* _Directions_
Keep only the lines of the data below that contain "coordinata", and copy them.

[Some records]
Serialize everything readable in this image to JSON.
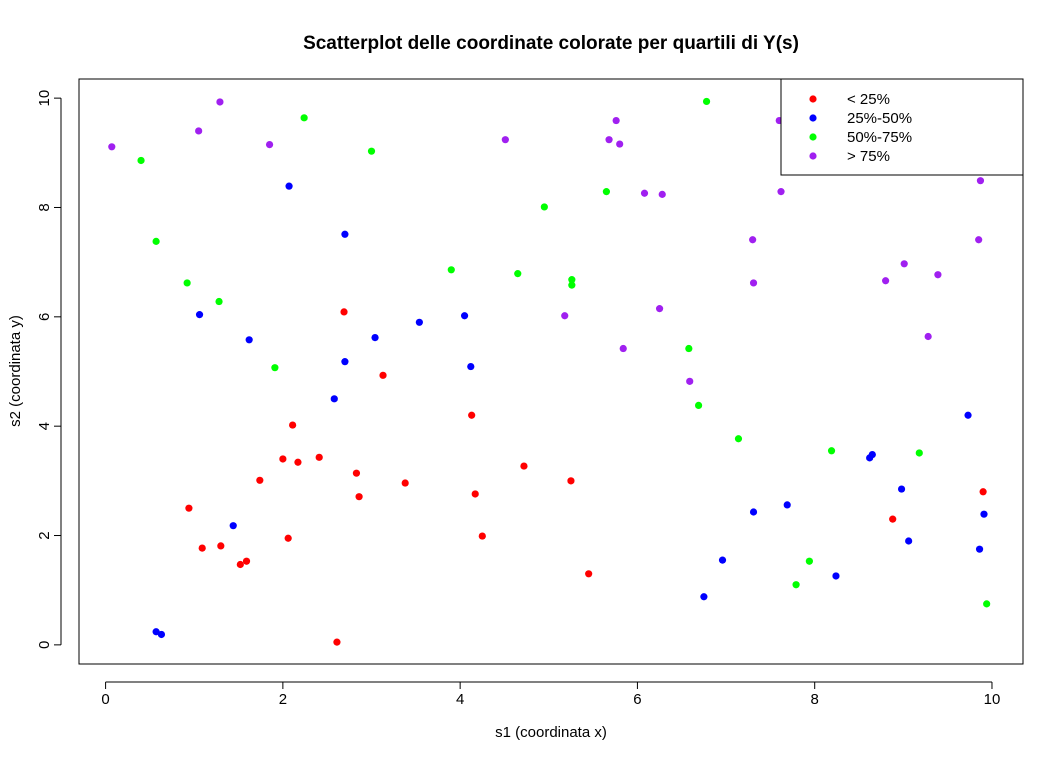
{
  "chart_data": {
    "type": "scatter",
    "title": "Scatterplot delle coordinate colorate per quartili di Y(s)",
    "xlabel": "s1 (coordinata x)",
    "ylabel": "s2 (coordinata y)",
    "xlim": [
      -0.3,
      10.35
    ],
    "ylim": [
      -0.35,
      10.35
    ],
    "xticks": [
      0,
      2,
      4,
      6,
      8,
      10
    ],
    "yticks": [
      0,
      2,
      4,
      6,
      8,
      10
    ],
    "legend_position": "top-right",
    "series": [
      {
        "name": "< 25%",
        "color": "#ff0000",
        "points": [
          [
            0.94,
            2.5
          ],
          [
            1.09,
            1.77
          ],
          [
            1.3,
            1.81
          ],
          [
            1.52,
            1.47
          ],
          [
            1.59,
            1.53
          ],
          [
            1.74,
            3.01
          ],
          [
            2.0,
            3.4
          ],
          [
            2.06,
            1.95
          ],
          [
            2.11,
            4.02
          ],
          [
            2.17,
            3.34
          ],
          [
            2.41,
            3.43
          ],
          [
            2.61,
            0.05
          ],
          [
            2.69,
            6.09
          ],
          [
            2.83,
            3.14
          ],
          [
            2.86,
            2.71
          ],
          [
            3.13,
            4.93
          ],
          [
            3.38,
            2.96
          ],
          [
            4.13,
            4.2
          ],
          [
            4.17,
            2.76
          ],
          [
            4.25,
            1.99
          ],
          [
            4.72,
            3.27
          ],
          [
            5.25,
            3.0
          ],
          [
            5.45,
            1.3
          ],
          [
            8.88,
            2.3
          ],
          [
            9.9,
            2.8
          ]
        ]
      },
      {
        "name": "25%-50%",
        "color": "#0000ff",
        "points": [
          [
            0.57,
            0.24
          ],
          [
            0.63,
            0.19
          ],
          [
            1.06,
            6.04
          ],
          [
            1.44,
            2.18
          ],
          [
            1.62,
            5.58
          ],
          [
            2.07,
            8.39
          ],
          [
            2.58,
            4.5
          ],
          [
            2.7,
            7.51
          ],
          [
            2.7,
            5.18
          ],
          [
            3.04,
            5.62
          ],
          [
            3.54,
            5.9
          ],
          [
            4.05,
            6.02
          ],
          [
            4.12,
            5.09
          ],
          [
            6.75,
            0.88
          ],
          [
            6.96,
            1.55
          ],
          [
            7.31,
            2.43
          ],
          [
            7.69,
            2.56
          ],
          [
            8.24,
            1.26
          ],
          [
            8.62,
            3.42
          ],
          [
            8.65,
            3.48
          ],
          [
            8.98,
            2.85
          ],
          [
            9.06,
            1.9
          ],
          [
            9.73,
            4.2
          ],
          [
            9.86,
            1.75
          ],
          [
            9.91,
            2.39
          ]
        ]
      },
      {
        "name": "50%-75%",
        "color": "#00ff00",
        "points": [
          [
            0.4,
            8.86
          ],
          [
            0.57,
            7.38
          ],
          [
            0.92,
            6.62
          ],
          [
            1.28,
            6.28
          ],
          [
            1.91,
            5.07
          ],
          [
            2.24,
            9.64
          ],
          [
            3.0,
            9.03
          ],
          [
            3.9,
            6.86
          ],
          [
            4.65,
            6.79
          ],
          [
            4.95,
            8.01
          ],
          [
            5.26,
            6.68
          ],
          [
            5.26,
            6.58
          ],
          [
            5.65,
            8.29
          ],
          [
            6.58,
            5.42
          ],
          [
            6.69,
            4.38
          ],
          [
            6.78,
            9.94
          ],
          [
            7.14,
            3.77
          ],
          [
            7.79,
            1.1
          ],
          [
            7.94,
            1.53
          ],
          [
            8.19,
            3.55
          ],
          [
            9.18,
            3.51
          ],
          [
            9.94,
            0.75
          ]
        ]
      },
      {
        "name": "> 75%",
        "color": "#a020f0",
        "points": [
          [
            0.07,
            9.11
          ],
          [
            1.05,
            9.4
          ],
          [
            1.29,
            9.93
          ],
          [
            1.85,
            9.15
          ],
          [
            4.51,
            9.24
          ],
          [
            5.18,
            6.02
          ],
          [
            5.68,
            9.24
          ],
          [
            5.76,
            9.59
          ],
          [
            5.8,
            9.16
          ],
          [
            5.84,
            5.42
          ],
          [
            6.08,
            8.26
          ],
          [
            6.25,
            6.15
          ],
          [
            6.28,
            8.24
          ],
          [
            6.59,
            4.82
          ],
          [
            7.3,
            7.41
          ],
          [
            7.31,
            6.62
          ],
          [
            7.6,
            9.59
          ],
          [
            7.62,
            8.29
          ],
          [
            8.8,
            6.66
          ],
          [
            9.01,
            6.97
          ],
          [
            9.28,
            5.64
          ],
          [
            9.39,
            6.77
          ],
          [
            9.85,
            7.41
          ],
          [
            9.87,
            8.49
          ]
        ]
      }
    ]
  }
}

* _Response below_
    "xlabel": "s1 (coordinata x)",
    "ylabel": "s2 (coordinata y)",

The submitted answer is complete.